◆ **Problem requirements**
Locate all lines with the word "danh" and copy them out.

· · · · ·

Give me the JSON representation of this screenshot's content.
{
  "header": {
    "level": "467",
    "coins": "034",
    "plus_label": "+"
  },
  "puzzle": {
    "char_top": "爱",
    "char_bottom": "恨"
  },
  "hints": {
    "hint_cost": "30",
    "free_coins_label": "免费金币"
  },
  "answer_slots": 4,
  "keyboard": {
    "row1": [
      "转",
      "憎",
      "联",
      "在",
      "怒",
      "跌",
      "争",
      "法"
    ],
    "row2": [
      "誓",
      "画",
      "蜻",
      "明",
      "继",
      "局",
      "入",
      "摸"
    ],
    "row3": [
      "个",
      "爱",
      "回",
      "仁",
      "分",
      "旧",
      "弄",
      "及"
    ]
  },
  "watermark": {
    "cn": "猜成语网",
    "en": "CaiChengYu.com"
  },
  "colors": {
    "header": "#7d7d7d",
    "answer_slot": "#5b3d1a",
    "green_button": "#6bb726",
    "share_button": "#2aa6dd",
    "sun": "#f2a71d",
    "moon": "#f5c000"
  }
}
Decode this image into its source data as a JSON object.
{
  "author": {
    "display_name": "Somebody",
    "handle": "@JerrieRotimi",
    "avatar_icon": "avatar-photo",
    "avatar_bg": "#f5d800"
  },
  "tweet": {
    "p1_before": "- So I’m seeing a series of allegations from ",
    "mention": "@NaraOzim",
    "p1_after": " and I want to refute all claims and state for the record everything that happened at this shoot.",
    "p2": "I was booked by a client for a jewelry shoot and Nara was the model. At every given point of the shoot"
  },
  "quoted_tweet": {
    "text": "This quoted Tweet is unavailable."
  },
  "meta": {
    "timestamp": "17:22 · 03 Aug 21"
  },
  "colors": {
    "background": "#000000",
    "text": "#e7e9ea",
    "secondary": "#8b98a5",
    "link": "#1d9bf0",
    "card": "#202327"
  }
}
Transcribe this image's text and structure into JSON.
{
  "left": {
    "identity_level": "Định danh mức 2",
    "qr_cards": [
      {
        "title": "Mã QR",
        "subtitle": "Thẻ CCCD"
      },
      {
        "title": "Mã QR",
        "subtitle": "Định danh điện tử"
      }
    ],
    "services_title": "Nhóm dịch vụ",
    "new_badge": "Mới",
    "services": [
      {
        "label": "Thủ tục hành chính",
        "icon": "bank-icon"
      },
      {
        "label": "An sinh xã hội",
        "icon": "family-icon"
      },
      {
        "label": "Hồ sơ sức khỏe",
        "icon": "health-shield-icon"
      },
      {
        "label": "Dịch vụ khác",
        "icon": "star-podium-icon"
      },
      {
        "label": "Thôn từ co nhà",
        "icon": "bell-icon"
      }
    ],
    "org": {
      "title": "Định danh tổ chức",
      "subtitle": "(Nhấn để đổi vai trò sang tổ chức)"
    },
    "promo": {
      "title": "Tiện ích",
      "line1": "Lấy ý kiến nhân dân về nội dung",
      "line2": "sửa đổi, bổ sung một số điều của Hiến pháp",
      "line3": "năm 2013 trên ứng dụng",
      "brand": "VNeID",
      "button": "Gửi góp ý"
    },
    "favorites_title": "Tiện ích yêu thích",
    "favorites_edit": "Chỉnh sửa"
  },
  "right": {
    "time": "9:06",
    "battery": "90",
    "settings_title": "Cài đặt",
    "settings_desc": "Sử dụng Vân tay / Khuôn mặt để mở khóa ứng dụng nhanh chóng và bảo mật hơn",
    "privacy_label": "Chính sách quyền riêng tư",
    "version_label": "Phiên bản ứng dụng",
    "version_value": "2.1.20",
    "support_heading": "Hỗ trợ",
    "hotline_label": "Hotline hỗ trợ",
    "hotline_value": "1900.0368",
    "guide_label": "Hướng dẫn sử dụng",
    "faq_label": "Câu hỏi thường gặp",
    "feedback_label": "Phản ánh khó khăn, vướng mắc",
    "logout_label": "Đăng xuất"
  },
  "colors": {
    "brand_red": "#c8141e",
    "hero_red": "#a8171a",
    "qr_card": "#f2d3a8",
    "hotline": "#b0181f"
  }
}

· · · · ·

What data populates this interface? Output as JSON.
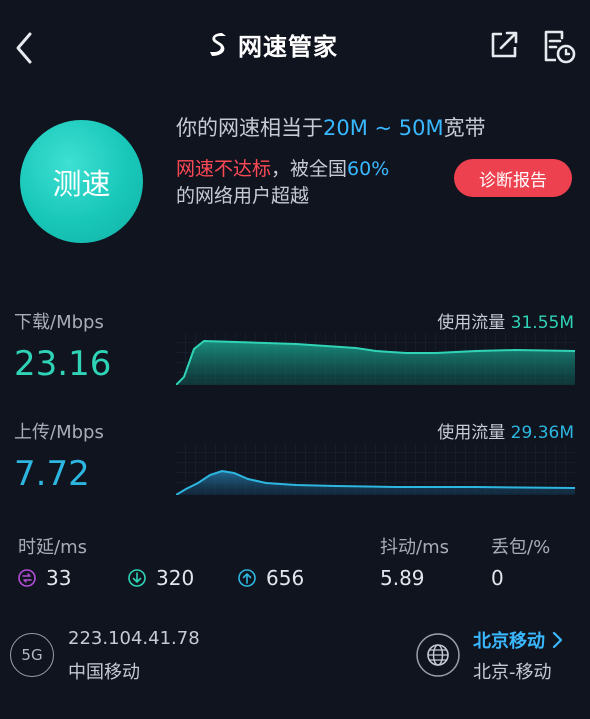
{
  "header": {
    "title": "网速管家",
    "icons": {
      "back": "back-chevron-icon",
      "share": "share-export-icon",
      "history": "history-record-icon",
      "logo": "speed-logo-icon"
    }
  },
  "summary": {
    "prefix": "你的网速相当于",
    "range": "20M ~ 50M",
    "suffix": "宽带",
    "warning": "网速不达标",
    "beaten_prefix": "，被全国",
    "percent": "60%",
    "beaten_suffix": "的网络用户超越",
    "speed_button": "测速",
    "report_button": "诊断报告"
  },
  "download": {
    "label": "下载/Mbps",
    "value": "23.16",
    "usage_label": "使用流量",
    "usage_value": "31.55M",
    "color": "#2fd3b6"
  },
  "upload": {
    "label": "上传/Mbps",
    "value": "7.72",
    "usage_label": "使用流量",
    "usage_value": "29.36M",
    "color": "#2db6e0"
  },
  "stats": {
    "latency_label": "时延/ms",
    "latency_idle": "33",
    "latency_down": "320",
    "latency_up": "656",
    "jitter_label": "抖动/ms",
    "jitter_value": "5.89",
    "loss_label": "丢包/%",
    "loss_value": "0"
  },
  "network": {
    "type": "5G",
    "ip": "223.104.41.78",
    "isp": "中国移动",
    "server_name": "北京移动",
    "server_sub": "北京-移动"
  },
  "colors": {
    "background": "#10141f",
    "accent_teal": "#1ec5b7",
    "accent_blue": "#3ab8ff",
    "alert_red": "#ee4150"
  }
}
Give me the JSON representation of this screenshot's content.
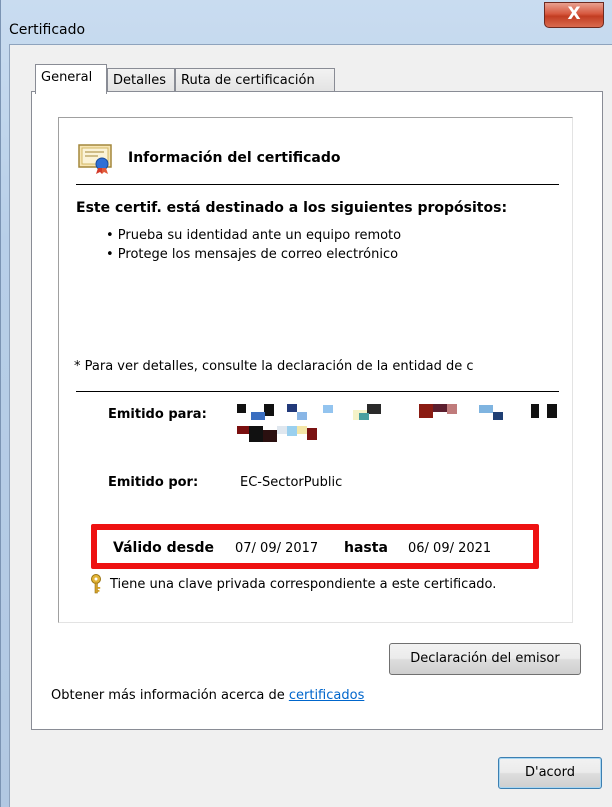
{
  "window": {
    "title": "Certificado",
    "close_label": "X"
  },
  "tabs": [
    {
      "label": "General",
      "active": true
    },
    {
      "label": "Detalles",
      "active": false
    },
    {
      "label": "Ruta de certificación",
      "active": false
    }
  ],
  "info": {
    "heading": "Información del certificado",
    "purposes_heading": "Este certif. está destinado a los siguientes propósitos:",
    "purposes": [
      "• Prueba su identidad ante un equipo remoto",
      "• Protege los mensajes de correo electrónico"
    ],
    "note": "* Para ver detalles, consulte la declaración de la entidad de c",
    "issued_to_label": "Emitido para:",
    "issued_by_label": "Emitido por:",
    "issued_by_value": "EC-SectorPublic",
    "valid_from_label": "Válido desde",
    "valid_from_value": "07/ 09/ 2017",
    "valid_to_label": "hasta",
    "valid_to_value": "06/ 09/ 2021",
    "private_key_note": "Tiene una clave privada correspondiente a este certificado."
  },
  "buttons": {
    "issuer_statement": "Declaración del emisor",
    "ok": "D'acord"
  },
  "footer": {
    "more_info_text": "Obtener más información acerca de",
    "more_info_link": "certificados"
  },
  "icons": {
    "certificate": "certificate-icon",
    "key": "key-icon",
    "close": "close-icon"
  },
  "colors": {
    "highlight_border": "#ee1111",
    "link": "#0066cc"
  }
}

· · · · ·

◆ **Result of the exercise**
    "identity_level": "Định danh mức 2",
        "subtitle": "Định danh điện tử"
      "title": "Định danh tổ chức",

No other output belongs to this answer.